INFORMATION SUPPLIED:
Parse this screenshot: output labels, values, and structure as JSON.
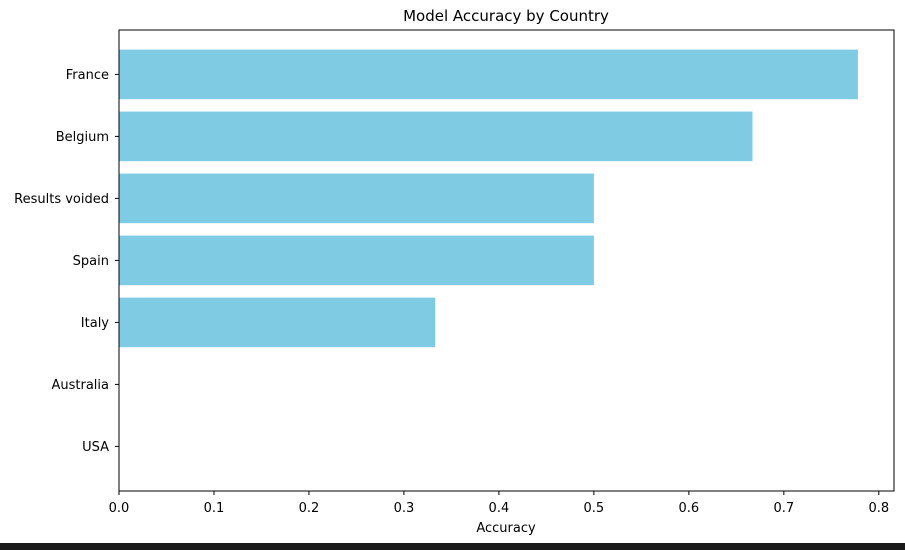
{
  "chart_data": {
    "type": "bar",
    "orientation": "horizontal",
    "title": "Model Accuracy by Country",
    "xlabel": "Accuracy",
    "ylabel": "",
    "categories": [
      "France",
      "Belgium",
      "Results voided",
      "Spain",
      "Italy",
      "Australia",
      "USA"
    ],
    "values": [
      0.778,
      0.667,
      0.5,
      0.5,
      0.333,
      0.0,
      0.0
    ],
    "xlim": [
      0,
      0.816
    ],
    "xticks": [
      0.0,
      0.1,
      0.2,
      0.3,
      0.4,
      0.5,
      0.6,
      0.7,
      0.8
    ],
    "xtick_labels": [
      "0.0",
      "0.1",
      "0.2",
      "0.3",
      "0.4",
      "0.5",
      "0.6",
      "0.7",
      "0.8"
    ],
    "bar_color": "#7fcbe4",
    "grid": false,
    "legend": false
  }
}
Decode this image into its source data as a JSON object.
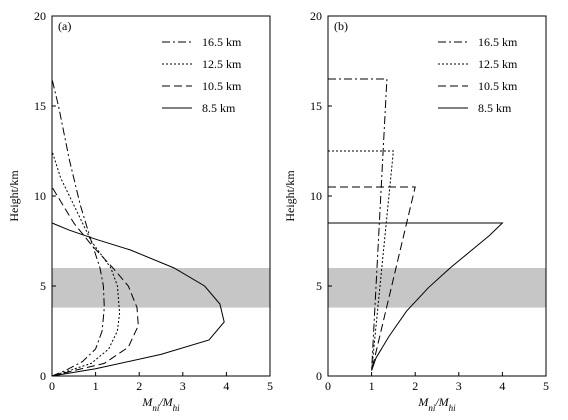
{
  "chart_data": [
    {
      "panel_label": "(a)",
      "type": "line",
      "xlabel_main": "M",
      "xlabel_num_sub": "ni",
      "xlabel_slash": "/",
      "xlabel_den_sub": "hi",
      "ylabel": "Height/km",
      "xlim": [
        0,
        5
      ],
      "ylim": [
        0,
        20
      ],
      "xticks": [
        "0",
        "1",
        "2",
        "3",
        "4",
        "5"
      ],
      "yticks": [
        "0",
        "5",
        "10",
        "15",
        "20"
      ],
      "shaded_band": {
        "y_from": 3.8,
        "y_to": 6.0,
        "color": "#c6c6c6"
      },
      "legend_position": "top-right",
      "series": [
        {
          "name": "16.5 km",
          "style": "dashdot",
          "points": [
            [
              0.0,
              0.0
            ],
            [
              0.3,
              0.3
            ],
            [
              0.7,
              0.8
            ],
            [
              1.0,
              1.5
            ],
            [
              1.15,
              2.5
            ],
            [
              1.2,
              3.8
            ],
            [
              1.18,
              5.0
            ],
            [
              1.1,
              6.0
            ],
            [
              0.9,
              7.5
            ],
            [
              0.65,
              9.5
            ],
            [
              0.4,
              12.0
            ],
            [
              0.15,
              15.0
            ],
            [
              0.0,
              16.5
            ]
          ]
        },
        {
          "name": "12.5 km",
          "style": "dotted",
          "points": [
            [
              0.0,
              0.0
            ],
            [
              0.4,
              0.3
            ],
            [
              0.9,
              0.7
            ],
            [
              1.3,
              1.5
            ],
            [
              1.5,
              2.5
            ],
            [
              1.55,
              3.5
            ],
            [
              1.5,
              5.0
            ],
            [
              1.35,
              6.0
            ],
            [
              0.9,
              7.5
            ],
            [
              0.5,
              9.5
            ],
            [
              0.2,
              11.0
            ],
            [
              0.0,
              12.5
            ]
          ]
        },
        {
          "name": "10.5 km",
          "style": "dashed",
          "points": [
            [
              0.0,
              0.0
            ],
            [
              0.5,
              0.3
            ],
            [
              1.2,
              0.7
            ],
            [
              1.75,
              1.6
            ],
            [
              1.98,
              2.8
            ],
            [
              1.95,
              3.8
            ],
            [
              1.75,
              5.0
            ],
            [
              1.4,
              6.0
            ],
            [
              0.9,
              7.3
            ],
            [
              0.5,
              8.5
            ],
            [
              0.2,
              9.7
            ],
            [
              0.0,
              10.5
            ]
          ]
        },
        {
          "name": "8.5 km",
          "style": "solid",
          "points": [
            [
              0.0,
              0.0
            ],
            [
              1.0,
              0.4
            ],
            [
              2.5,
              1.2
            ],
            [
              3.6,
              2.0
            ],
            [
              3.95,
              3.0
            ],
            [
              3.85,
              4.0
            ],
            [
              3.5,
              5.0
            ],
            [
              2.8,
              6.0
            ],
            [
              1.8,
              7.0
            ],
            [
              1.0,
              7.6
            ],
            [
              0.4,
              8.1
            ],
            [
              0.0,
              8.5
            ]
          ]
        }
      ]
    },
    {
      "panel_label": "(b)",
      "type": "line",
      "xlabel_main": "M",
      "xlabel_num_sub": "ni",
      "xlabel_slash": "/",
      "xlabel_den_sub": "hi",
      "ylabel": "Height/km",
      "xlim": [
        0,
        5
      ],
      "ylim": [
        0,
        20
      ],
      "xticks": [
        "0",
        "1",
        "2",
        "3",
        "4",
        "5"
      ],
      "yticks": [
        "0",
        "5",
        "10",
        "15",
        "20"
      ],
      "shaded_band": {
        "y_from": 3.8,
        "y_to": 6.0,
        "color": "#c6c6c6"
      },
      "legend_position": "top-right",
      "series": [
        {
          "name": "16.5 km",
          "style": "dashdot",
          "points": [
            [
              0.0,
              16.5
            ],
            [
              1.35,
              16.5
            ],
            [
              1.0,
              0.3
            ]
          ]
        },
        {
          "name": "12.5 km",
          "style": "dotted",
          "points": [
            [
              0.0,
              12.5
            ],
            [
              1.5,
              12.5
            ],
            [
              1.0,
              0.3
            ]
          ]
        },
        {
          "name": "10.5 km",
          "style": "dashed",
          "points": [
            [
              0.0,
              10.5
            ],
            [
              2.0,
              10.5
            ],
            [
              1.0,
              0.3
            ]
          ]
        },
        {
          "name": "8.5 km",
          "style": "solid",
          "points": [
            [
              0.0,
              8.5
            ],
            [
              4.0,
              8.5
            ],
            [
              3.7,
              7.8
            ],
            [
              3.3,
              7.0
            ],
            [
              2.8,
              6.0
            ],
            [
              2.3,
              4.9
            ],
            [
              1.8,
              3.6
            ],
            [
              1.4,
              2.2
            ],
            [
              1.1,
              1.0
            ],
            [
              1.0,
              0.3
            ]
          ]
        }
      ]
    }
  ]
}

INSTRUCTION:
Return the material word for word. Pictures are not part of the copy.

WORKED ANSWER:
Parse this screenshot: output labels, values, and structure as JSON.
{
  "chart_data": {
    "type": "bar",
    "orientation": "horizontal",
    "title": "Model Accuracy by Country",
    "xlabel": "Accuracy",
    "ylabel": "",
    "categories": [
      "France",
      "Belgium",
      "Results voided",
      "Spain",
      "Italy",
      "Australia",
      "USA"
    ],
    "values": [
      0.778,
      0.667,
      0.5,
      0.5,
      0.333,
      0.0,
      0.0
    ],
    "xlim": [
      0,
      0.816
    ],
    "xticks": [
      0.0,
      0.1,
      0.2,
      0.3,
      0.4,
      0.5,
      0.6,
      0.7,
      0.8
    ],
    "xtick_labels": [
      "0.0",
      "0.1",
      "0.2",
      "0.3",
      "0.4",
      "0.5",
      "0.6",
      "0.7",
      "0.8"
    ],
    "bar_color": "#7fcbe4",
    "grid": false,
    "legend": false
  }
}
Decode this image into its source data as a JSON object.
{
  "chart_data": [
    {
      "panel_label": "(a)",
      "type": "line",
      "xlabel_main": "M",
      "xlabel_num_sub": "ni",
      "xlabel_slash": "/",
      "xlabel_den_sub": "hi",
      "ylabel": "Height/km",
      "xlim": [
        0,
        5
      ],
      "ylim": [
        0,
        20
      ],
      "xticks": [
        "0",
        "1",
        "2",
        "3",
        "4",
        "5"
      ],
      "yticks": [
        "0",
        "5",
        "10",
        "15",
        "20"
      ],
      "shaded_band": {
        "y_from": 3.8,
        "y_to": 6.0,
        "color": "#c6c6c6"
      },
      "legend_position": "top-right",
      "series": [
        {
          "name": "16.5 km",
          "style": "dashdot",
          "points": [
            [
              0.0,
              0.0
            ],
            [
              0.3,
              0.3
            ],
            [
              0.7,
              0.8
            ],
            [
              1.0,
              1.5
            ],
            [
              1.15,
              2.5
            ],
            [
              1.2,
              3.8
            ],
            [
              1.18,
              5.0
            ],
            [
              1.1,
              6.0
            ],
            [
              0.9,
              7.5
            ],
            [
              0.65,
              9.5
            ],
            [
              0.4,
              12.0
            ],
            [
              0.15,
              15.0
            ],
            [
              0.0,
              16.5
            ]
          ]
        },
        {
          "name": "12.5 km",
          "style": "dotted",
          "points": [
            [
              0.0,
              0.0
            ],
            [
              0.4,
              0.3
            ],
            [
              0.9,
              0.7
            ],
            [
              1.3,
              1.5
            ],
            [
              1.5,
              2.5
            ],
            [
              1.55,
              3.5
            ],
            [
              1.5,
              5.0
            ],
            [
              1.35,
              6.0
            ],
            [
              0.9,
              7.5
            ],
            [
              0.5,
              9.5
            ],
            [
              0.2,
              11.0
            ],
            [
              0.0,
              12.5
            ]
          ]
        },
        {
          "name": "10.5 km",
          "style": "dashed",
          "points": [
            [
              0.0,
              0.0
            ],
            [
              0.5,
              0.3
            ],
            [
              1.2,
              0.7
            ],
            [
              1.75,
              1.6
            ],
            [
              1.98,
              2.8
            ],
            [
              1.95,
              3.8
            ],
            [
              1.75,
              5.0
            ],
            [
              1.4,
              6.0
            ],
            [
              0.9,
              7.3
            ],
            [
              0.5,
              8.5
            ],
            [
              0.2,
              9.7
            ],
            [
              0.0,
              10.5
            ]
          ]
        },
        {
          "name": "8.5 km",
          "style": "solid",
          "points": [
            [
              0.0,
              0.0
            ],
            [
              1.0,
              0.4
            ],
            [
              2.5,
              1.2
            ],
            [
              3.6,
              2.0
            ],
            [
              3.95,
              3.0
            ],
            [
              3.85,
              4.0
            ],
            [
              3.5,
              5.0
            ],
            [
              2.8,
              6.0
            ],
            [
              1.8,
              7.0
            ],
            [
              1.0,
              7.6
            ],
            [
              0.4,
              8.1
            ],
            [
              0.0,
              8.5
            ]
          ]
        }
      ]
    },
    {
      "panel_label": "(b)",
      "type": "line",
      "xlabel_main": "M",
      "xlabel_num_sub": "ni",
      "xlabel_slash": "/",
      "xlabel_den_sub": "hi",
      "ylabel": "Height/km",
      "xlim": [
        0,
        5
      ],
      "ylim": [
        0,
        20
      ],
      "xticks": [
        "0",
        "1",
        "2",
        "3",
        "4",
        "5"
      ],
      "yticks": [
        "0",
        "5",
        "10",
        "15",
        "20"
      ],
      "shaded_band": {
        "y_from": 3.8,
        "y_to": 6.0,
        "color": "#c6c6c6"
      },
      "legend_position": "top-right",
      "series": [
        {
          "name": "16.5 km",
          "style": "dashdot",
          "points": [
            [
              0.0,
              16.5
            ],
            [
              1.35,
              16.5
            ],
            [
              1.0,
              0.3
            ]
          ]
        },
        {
          "name": "12.5 km",
          "style": "dotted",
          "points": [
            [
              0.0,
              12.5
            ],
            [
              1.5,
              12.5
            ],
            [
              1.0,
              0.3
            ]
          ]
        },
        {
          "name": "10.5 km",
          "style": "dashed",
          "points": [
            [
              0.0,
              10.5
            ],
            [
              2.0,
              10.5
            ],
            [
              1.0,
              0.3
            ]
          ]
        },
        {
          "name": "8.5 km",
          "style": "solid",
          "points": [
            [
              0.0,
              8.5
            ],
            [
              4.0,
              8.5
            ],
            [
              3.7,
              7.8
            ],
            [
              3.3,
              7.0
            ],
            [
              2.8,
              6.0
            ],
            [
              2.3,
              4.9
            ],
            [
              1.8,
              3.6
            ],
            [
              1.4,
              2.2
            ],
            [
              1.1,
              1.0
            ],
            [
              1.0,
              0.3
            ]
          ]
        }
      ]
    }
  ]
}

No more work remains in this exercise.